> **DATASET RECORDS**:
══════════
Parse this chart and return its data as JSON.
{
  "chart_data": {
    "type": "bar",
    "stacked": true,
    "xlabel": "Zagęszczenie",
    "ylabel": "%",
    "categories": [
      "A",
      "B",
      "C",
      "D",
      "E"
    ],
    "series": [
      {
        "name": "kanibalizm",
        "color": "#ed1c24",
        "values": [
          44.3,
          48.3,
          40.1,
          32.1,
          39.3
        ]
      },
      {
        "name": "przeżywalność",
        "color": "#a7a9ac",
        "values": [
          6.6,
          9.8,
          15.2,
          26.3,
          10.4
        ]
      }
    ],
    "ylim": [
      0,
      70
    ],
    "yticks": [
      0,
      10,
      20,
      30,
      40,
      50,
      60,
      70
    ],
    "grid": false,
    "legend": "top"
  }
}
══════════
> **SHORT EXERCISE**: Take the listing above and set it down exactly.

> **OUTPUT BELOW**:
Parse this chart and return its data as JSON.
{
  "chart_data": {
    "type": "bar",
    "stacked": true,
    "xlabel": "Zagęszczenie",
    "ylabel": "%",
    "categories": [
      "A",
      "B",
      "C",
      "D",
      "E"
    ],
    "series": [
      {
        "name": "kanibalizm",
        "color": "#ed1c24",
        "values": [
          44.3,
          48.3,
          40.1,
          32.1,
          39.3
        ]
      },
      {
        "name": "przeżywalność",
        "color": "#a7a9ac",
        "values": [
          6.6,
          9.8,
          15.2,
          26.3,
          10.4
        ]
      }
    ],
    "ylim": [
      0,
      70
    ],
    "yticks": [
      0,
      10,
      20,
      30,
      40,
      50,
      60,
      70
    ],
    "grid": false,
    "legend": "top"
  }
}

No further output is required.